#### Task material ####

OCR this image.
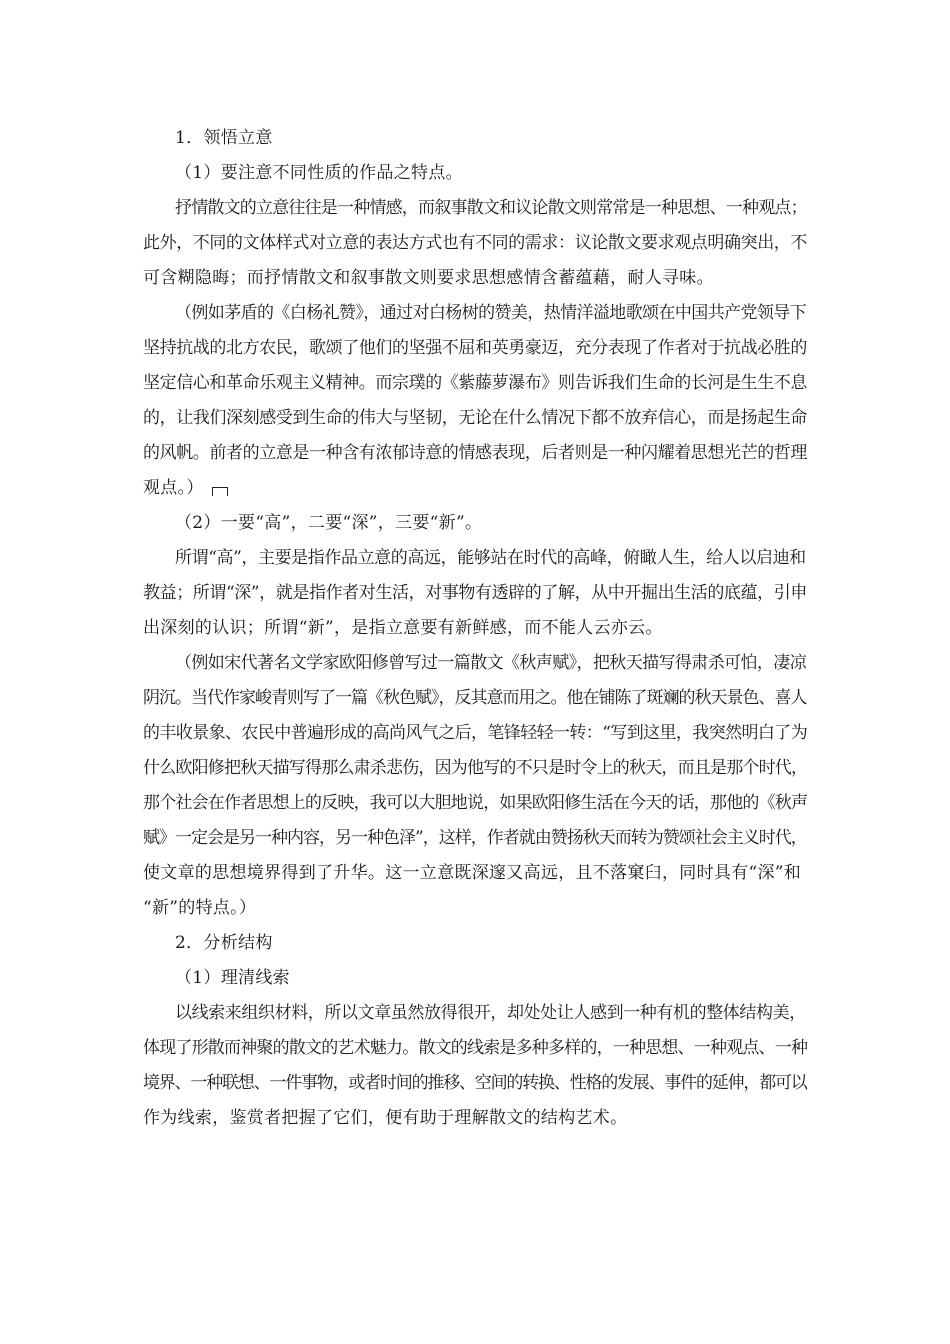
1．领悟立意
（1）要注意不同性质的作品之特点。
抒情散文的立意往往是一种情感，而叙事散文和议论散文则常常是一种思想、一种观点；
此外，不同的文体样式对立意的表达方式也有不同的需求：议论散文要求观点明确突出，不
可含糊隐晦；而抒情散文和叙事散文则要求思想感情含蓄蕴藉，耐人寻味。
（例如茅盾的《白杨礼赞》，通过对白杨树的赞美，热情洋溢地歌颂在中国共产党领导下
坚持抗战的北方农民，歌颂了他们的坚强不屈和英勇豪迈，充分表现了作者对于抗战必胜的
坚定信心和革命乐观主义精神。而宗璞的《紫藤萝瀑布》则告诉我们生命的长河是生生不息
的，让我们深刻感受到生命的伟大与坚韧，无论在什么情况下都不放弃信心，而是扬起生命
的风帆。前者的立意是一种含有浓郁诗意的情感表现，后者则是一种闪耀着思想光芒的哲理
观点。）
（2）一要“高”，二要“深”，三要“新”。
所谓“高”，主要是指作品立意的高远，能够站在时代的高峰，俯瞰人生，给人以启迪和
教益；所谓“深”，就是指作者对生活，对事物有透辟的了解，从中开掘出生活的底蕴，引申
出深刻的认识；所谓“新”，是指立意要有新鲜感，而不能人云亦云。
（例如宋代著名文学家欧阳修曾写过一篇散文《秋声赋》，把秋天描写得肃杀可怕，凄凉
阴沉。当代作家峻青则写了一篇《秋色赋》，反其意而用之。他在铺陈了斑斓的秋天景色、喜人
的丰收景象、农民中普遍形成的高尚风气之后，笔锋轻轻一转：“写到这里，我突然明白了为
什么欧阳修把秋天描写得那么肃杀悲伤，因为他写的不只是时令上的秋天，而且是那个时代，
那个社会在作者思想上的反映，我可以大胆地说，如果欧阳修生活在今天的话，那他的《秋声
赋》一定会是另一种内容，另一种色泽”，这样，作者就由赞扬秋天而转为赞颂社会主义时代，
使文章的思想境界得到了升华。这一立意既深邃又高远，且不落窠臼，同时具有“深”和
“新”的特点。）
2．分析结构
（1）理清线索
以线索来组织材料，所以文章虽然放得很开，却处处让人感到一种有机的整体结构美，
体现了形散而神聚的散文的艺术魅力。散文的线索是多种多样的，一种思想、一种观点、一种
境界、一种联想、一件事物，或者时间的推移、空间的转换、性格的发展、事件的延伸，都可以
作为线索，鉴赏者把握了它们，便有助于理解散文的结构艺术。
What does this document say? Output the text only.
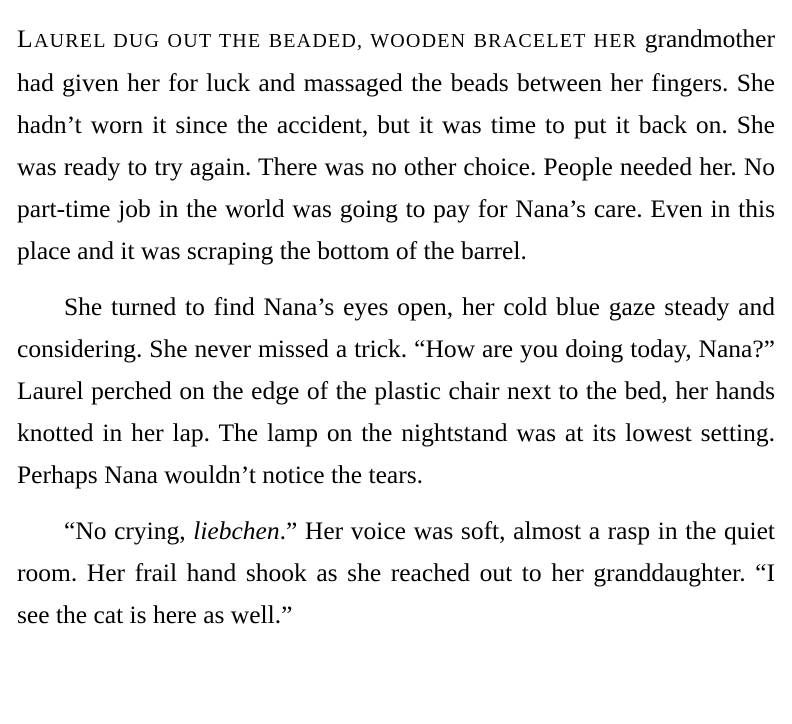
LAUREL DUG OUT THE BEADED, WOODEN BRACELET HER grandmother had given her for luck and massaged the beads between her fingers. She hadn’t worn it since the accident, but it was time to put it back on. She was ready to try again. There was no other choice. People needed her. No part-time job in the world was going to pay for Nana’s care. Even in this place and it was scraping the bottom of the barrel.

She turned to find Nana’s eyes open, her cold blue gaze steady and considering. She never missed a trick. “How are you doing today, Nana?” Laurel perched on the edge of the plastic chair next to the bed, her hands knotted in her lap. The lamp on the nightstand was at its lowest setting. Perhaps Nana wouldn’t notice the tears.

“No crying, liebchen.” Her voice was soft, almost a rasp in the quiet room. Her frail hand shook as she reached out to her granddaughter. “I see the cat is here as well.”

####

- **Directive**: Your task is to set down exactly the lines that run from the line holding "What does this" through the close of the entries, including both ends. Pictures stay out.

- **Response for this exercise**:
What does this document say? Output the text only.
LAUREL DUG OUT THE BEADED, WOODEN BRACELET HER grandmother had given her for luck and massaged the beads between her fingers. She hadn’t worn it since the accident, but it was time to put it back on. She was ready to try again. There was no other choice. People needed her. No part-time job in the world was going to pay for Nana’s care. Even in this place and it was scraping the bottom of the barrel.

She turned to find Nana’s eyes open, her cold blue gaze steady and considering. She never missed a trick. “How are you doing today, Nana?” Laurel perched on the edge of the plastic chair next to the bed, her hands knotted in her lap. The lamp on the nightstand was at its lowest setting. Perhaps Nana wouldn’t notice the tears.

“No crying, liebchen.” Her voice was soft, almost a rasp in the quiet room. Her frail hand shook as she reached out to her granddaughter. “I see the cat is here as well.”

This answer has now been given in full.